• _Data provided_:
◇ ◇ ◇ ◇ ◇ ◇ ◇

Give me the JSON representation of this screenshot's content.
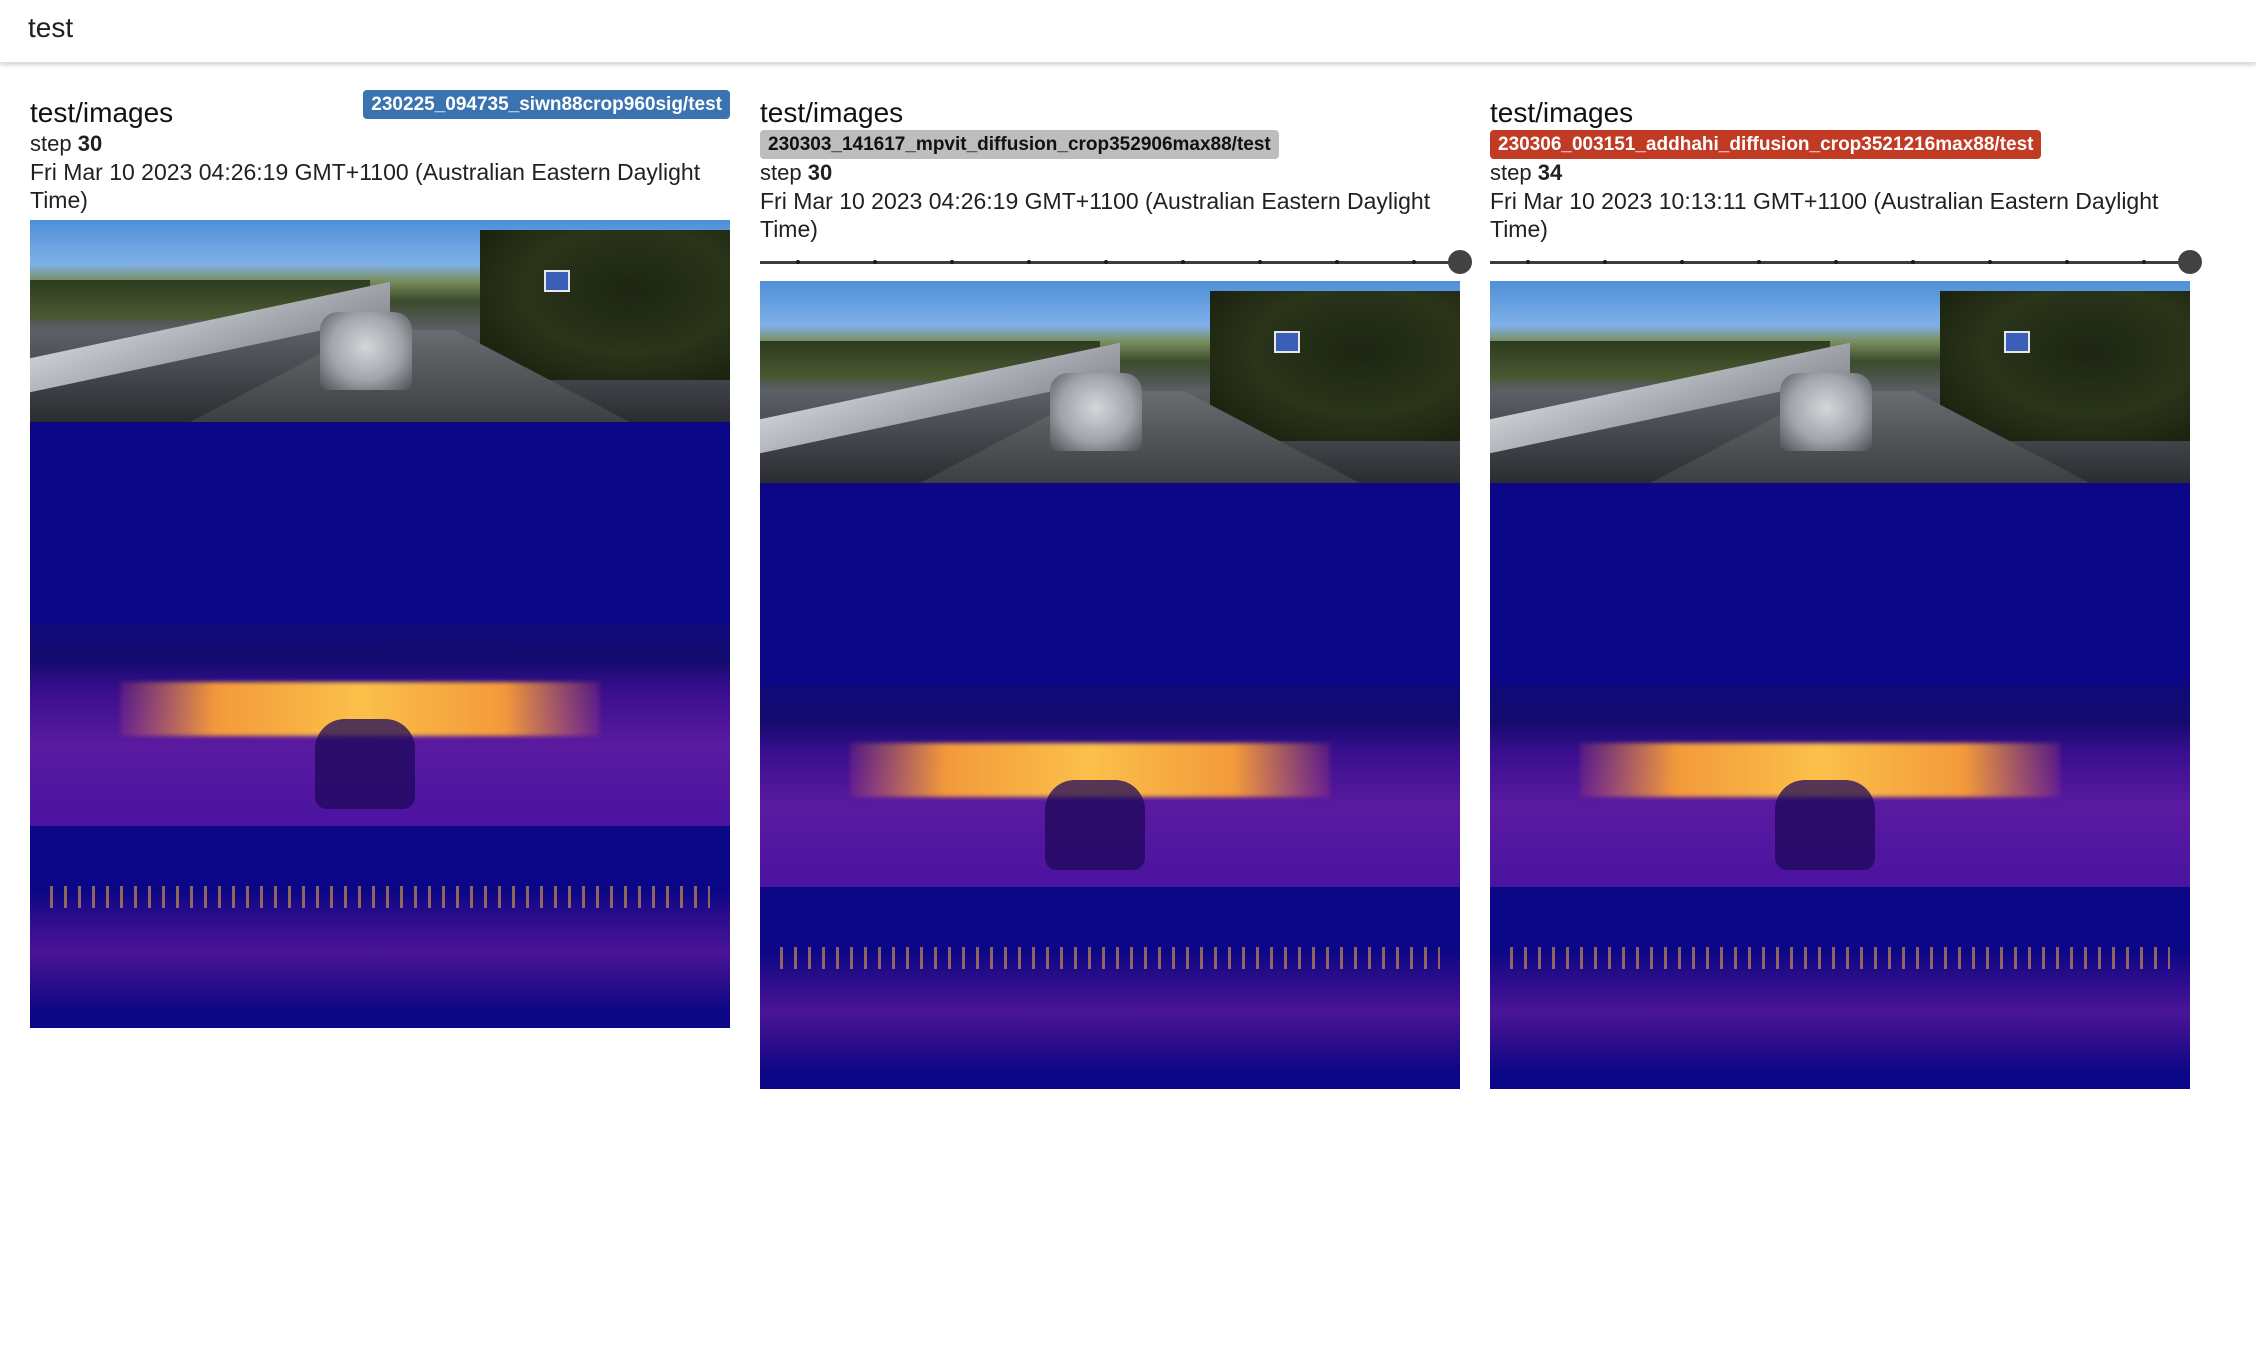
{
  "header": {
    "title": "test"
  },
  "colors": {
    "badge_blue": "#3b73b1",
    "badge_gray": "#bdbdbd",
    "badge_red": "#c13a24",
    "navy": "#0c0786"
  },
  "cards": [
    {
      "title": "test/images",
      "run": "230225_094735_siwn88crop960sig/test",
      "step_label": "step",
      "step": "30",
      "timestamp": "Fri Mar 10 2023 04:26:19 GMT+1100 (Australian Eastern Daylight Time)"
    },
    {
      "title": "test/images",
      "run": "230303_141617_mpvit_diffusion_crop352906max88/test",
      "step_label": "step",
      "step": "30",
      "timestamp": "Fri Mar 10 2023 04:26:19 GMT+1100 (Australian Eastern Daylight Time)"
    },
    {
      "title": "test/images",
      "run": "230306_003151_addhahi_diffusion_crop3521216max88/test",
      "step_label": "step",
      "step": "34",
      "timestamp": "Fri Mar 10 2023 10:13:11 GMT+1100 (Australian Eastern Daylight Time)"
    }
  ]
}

◇ ◇ ◇ ◇ ◇ ◇ ◇

• _What is required_:
Write out the full listing verbatim, excluding its pictures.

• _Final result_:
Give me the JSON representation of this screenshot's content.
{
  "header": {
    "title": "test"
  },
  "colors": {
    "badge_blue": "#3b73b1",
    "badge_gray": "#bdbdbd",
    "badge_red": "#c13a24",
    "navy": "#0c0786"
  },
  "cards": [
    {
      "title": "test/images",
      "run": "230225_094735_siwn88crop960sig/test",
      "step_label": "step",
      "step": "30",
      "timestamp": "Fri Mar 10 2023 04:26:19 GMT+1100 (Australian Eastern Daylight Time)"
    },
    {
      "title": "test/images",
      "run": "230303_141617_mpvit_diffusion_crop352906max88/test",
      "step_label": "step",
      "step": "30",
      "timestamp": "Fri Mar 10 2023 04:26:19 GMT+1100 (Australian Eastern Daylight Time)"
    },
    {
      "title": "test/images",
      "run": "230306_003151_addhahi_diffusion_crop3521216max88/test",
      "step_label": "step",
      "step": "34",
      "timestamp": "Fri Mar 10 2023 10:13:11 GMT+1100 (Australian Eastern Daylight Time)"
    }
  ]
}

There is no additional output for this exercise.